Extracted material:
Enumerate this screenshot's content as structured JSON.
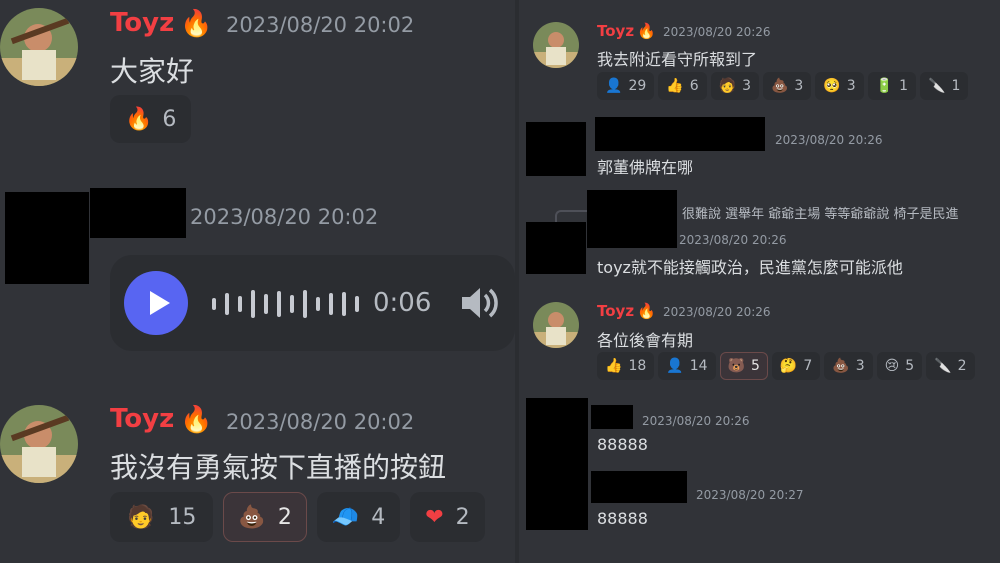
{
  "left": {
    "msg1": {
      "author": "Toyz",
      "timestamp": "2023/08/20 20:02",
      "text": "大家好",
      "reactions": [
        {
          "emoji": "fire-emoji",
          "count": "6"
        }
      ]
    },
    "msg2": {
      "timestamp": "2023/08/20 20:02",
      "voice": {
        "duration": "0:06"
      }
    },
    "msg3": {
      "author": "Toyz",
      "timestamp": "2023/08/20 20:02",
      "text": "我沒有勇氣按下直播的按鈕",
      "reactions": [
        {
          "emoji": "face-sticker-emoji",
          "count": "15"
        },
        {
          "emoji": "poop-emoji",
          "count": "2"
        },
        {
          "emoji": "cap-emoji",
          "count": "4"
        },
        {
          "emoji": "heart-emoji",
          "count": "2"
        }
      ]
    }
  },
  "right": {
    "msg1": {
      "author": "Toyz",
      "timestamp": "2023/08/20 20:26",
      "text": "我去附近看守所報到了",
      "reactions": [
        {
          "emoji": "sticker-emoji",
          "count": "29"
        },
        {
          "emoji": "thumbs-up-emoji",
          "count": "6"
        },
        {
          "emoji": "face-emoji",
          "count": "3"
        },
        {
          "emoji": "poop-emoji",
          "count": "3"
        },
        {
          "emoji": "pleading-emoji",
          "count": "3"
        },
        {
          "emoji": "battery-emoji",
          "count": "1"
        },
        {
          "emoji": "knife-emoji",
          "count": "1"
        }
      ]
    },
    "msg2": {
      "timestamp": "2023/08/20 20:26",
      "text": "郭董佛牌在哪"
    },
    "msg3": {
      "reply_preview": "很難說 選舉年 爺爺主場 等等爺爺說 椅子是民進",
      "timestamp": "2023/08/20 20:26",
      "text": "toyz就不能接觸政治，民進黨怎麼可能派他"
    },
    "msg4": {
      "author": "Toyz",
      "timestamp": "2023/08/20 20:26",
      "text": "各位後會有期",
      "reactions": [
        {
          "emoji": "thumbs-up-emoji",
          "count": "18"
        },
        {
          "emoji": "sticker-emoji",
          "count": "14"
        },
        {
          "emoji": "bear-emoji",
          "count": "5"
        },
        {
          "emoji": "thinking-emoji",
          "count": "7"
        },
        {
          "emoji": "poop-emoji",
          "count": "3"
        },
        {
          "emoji": "crying-emoji",
          "count": "5"
        },
        {
          "emoji": "knife-emoji",
          "count": "2"
        }
      ]
    },
    "msg5": {
      "timestamp": "2023/08/20 20:26",
      "text": "88888"
    },
    "msg6": {
      "timestamp": "2023/08/20 20:27",
      "text": "88888"
    }
  },
  "colors": {
    "background": "#313338",
    "author": "#f23f43",
    "timestamp": "#949ba4",
    "text": "#dbdee1",
    "reaction_bg": "#2b2d31",
    "play_button": "#5865f2",
    "heart": "#f23f43",
    "poop": "#c8603a"
  }
}
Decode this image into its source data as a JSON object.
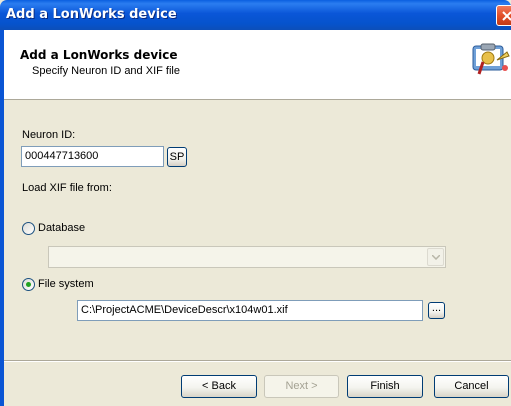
{
  "window": {
    "title": "Add a LonWorks device",
    "close_icon": "close-icon"
  },
  "header": {
    "title": "Add a LonWorks device",
    "subtitle": "Specify Neuron ID and XIF file",
    "icon": "wizard-icon"
  },
  "form": {
    "neuron_id_label": "Neuron ID:",
    "neuron_id_value": "000447713600",
    "sp_button_label": "SP",
    "load_xif_label": "Load XIF file from:",
    "database_option": {
      "label": "Database",
      "selected": false
    },
    "database_combo_value": "",
    "file_system_option": {
      "label": "File system",
      "selected": true
    },
    "file_path_value": "C:\\ProjectACME\\DeviceDescr\\x104w01.xif",
    "browse_button_label": "..."
  },
  "buttons": {
    "back": "< Back",
    "next": "Next >",
    "finish": "Finish",
    "cancel": "Cancel"
  },
  "colors": {
    "titlebar": "#0a56d8",
    "dialog_bg": "#ece9d8",
    "radio_selected": "#21a121"
  }
}
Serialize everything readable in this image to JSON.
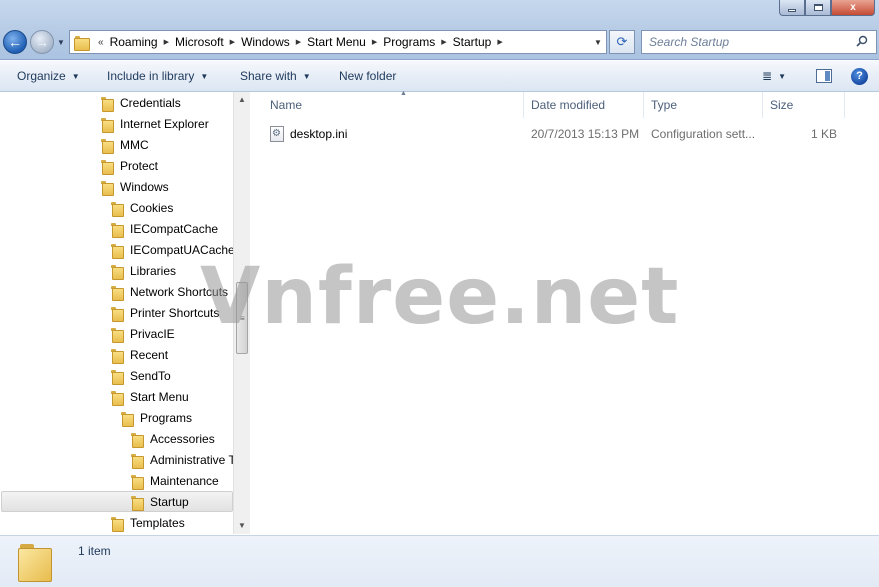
{
  "window": {
    "min_glyph": "",
    "max_glyph": "",
    "close_glyph": "x"
  },
  "nav": {
    "back_glyph": "←",
    "forward_glyph": "→",
    "history_glyph": "▼"
  },
  "address": {
    "overflow_glyph": "«",
    "crumbs": [
      "Roaming",
      "Microsoft",
      "Windows",
      "Start Menu",
      "Programs",
      "Startup"
    ],
    "separator": "▶",
    "dropdown_glyph": "▼",
    "refresh_glyph": "⟳"
  },
  "search": {
    "placeholder": "Search Startup",
    "icon": "search-icon"
  },
  "toolbar": {
    "organize": "Organize",
    "include_in_library": "Include in library",
    "share_with": "Share with",
    "new_folder": "New folder",
    "caret": "▼",
    "views_glyph": "≣",
    "help_glyph": "?"
  },
  "tree": {
    "items": [
      {
        "label": "Credentials",
        "level": 0
      },
      {
        "label": "Internet Explorer",
        "level": 0
      },
      {
        "label": "MMC",
        "level": 0
      },
      {
        "label": "Protect",
        "level": 0
      },
      {
        "label": "Windows",
        "level": 0
      },
      {
        "label": "Cookies",
        "level": 1
      },
      {
        "label": "IECompatCache",
        "level": 1
      },
      {
        "label": "IECompatUACache",
        "level": 1
      },
      {
        "label": "Libraries",
        "level": 1
      },
      {
        "label": "Network Shortcuts",
        "level": 1
      },
      {
        "label": "Printer Shortcuts",
        "level": 1
      },
      {
        "label": "PrivacIE",
        "level": 1
      },
      {
        "label": "Recent",
        "level": 1
      },
      {
        "label": "SendTo",
        "level": 1
      },
      {
        "label": "Start Menu",
        "level": 1
      },
      {
        "label": "Programs",
        "level": 2
      },
      {
        "label": "Accessories",
        "level": 3
      },
      {
        "label": "Administrative T",
        "level": 3
      },
      {
        "label": "Maintenance",
        "level": 3
      },
      {
        "label": "Startup",
        "level": 3,
        "selected": true
      },
      {
        "label": "Templates",
        "level": 1
      }
    ],
    "scroll_up": "▲",
    "scroll_down": "▼",
    "grip": "≡"
  },
  "columns": {
    "name": "Name",
    "date_modified": "Date modified",
    "type": "Type",
    "size": "Size",
    "sort_glyph": "▲"
  },
  "files": [
    {
      "name": "desktop.ini",
      "date_modified": "20/7/2013 15:13 PM",
      "type": "Configuration sett...",
      "size": "1 KB"
    }
  ],
  "watermark": "Vnfree.net",
  "details": {
    "item_count": "1 item"
  }
}
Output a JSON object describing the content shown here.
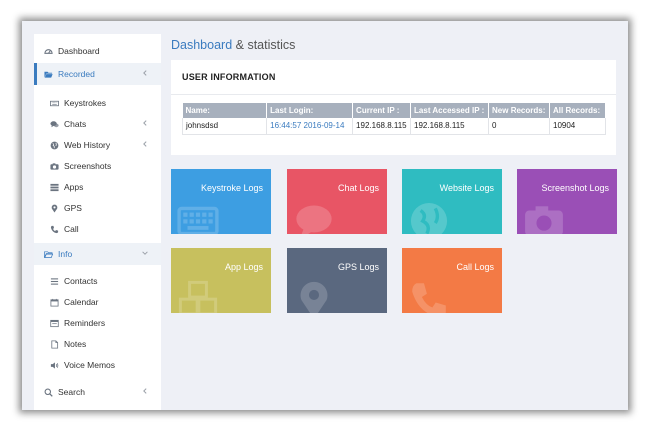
{
  "sidebar": {
    "dashboard": {
      "label": "Dashboard",
      "icon": "dashboard-icon"
    },
    "recorded": {
      "label": "Recorded",
      "icon": "folder-open-icon",
      "items": [
        {
          "label": "Keystrokes",
          "icon": "keyboard-icon"
        },
        {
          "label": "Chats",
          "icon": "comments-icon"
        },
        {
          "label": "Web History",
          "icon": "globe-icon"
        },
        {
          "label": "Screenshots",
          "icon": "camera-icon"
        },
        {
          "label": "Apps",
          "icon": "apps-icon"
        },
        {
          "label": "GPS",
          "icon": "map-marker-icon"
        },
        {
          "label": "Call",
          "icon": "phone-icon"
        }
      ]
    },
    "info": {
      "label": "Info",
      "icon": "folder-open-icon",
      "items": [
        {
          "label": "Contacts",
          "icon": "list-icon"
        },
        {
          "label": "Calendar",
          "icon": "calendar-icon"
        },
        {
          "label": "Reminders",
          "icon": "reminder-icon"
        },
        {
          "label": "Notes",
          "icon": "note-icon"
        },
        {
          "label": "Voice Memos",
          "icon": "volume-icon"
        }
      ]
    },
    "search": {
      "label": "Search",
      "icon": "search-icon"
    }
  },
  "header": {
    "title_main": "Dashboard",
    "title_rest": "& statistics"
  },
  "user_info": {
    "heading": "USER INFORMATION",
    "columns": [
      "Name:",
      "Last Login:",
      "Current IP :",
      "Last Accessed IP :",
      "New Records:",
      "All Records:"
    ],
    "row": [
      "johnsdsd",
      "16:44:57 2016-09-14",
      "192.168.8.115",
      "192.168.8.115",
      "0",
      "10904"
    ]
  },
  "tiles": [
    {
      "label": "Keystroke Logs",
      "color": "#3d9ee2",
      "icon": "keyboard-icon"
    },
    {
      "label": "Chat Logs",
      "color": "#e85565",
      "icon": "chat-icon"
    },
    {
      "label": "Website Logs",
      "color": "#2fbcc1",
      "icon": "globe-icon"
    },
    {
      "label": "Screenshot Logs",
      "color": "#9a4fb6",
      "icon": "camera-icon"
    },
    {
      "label": "App Logs",
      "color": "#c7c05e",
      "icon": "cubes-icon"
    },
    {
      "label": "GPS Logs",
      "color": "#5a687f",
      "icon": "map-marker-icon"
    },
    {
      "label": "Call Logs",
      "color": "#f37a45",
      "icon": "phone-icon"
    }
  ]
}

The problem: Determine the number of lines in the listing that contain the string "text". Write that number and nothing else.

Full answer: 9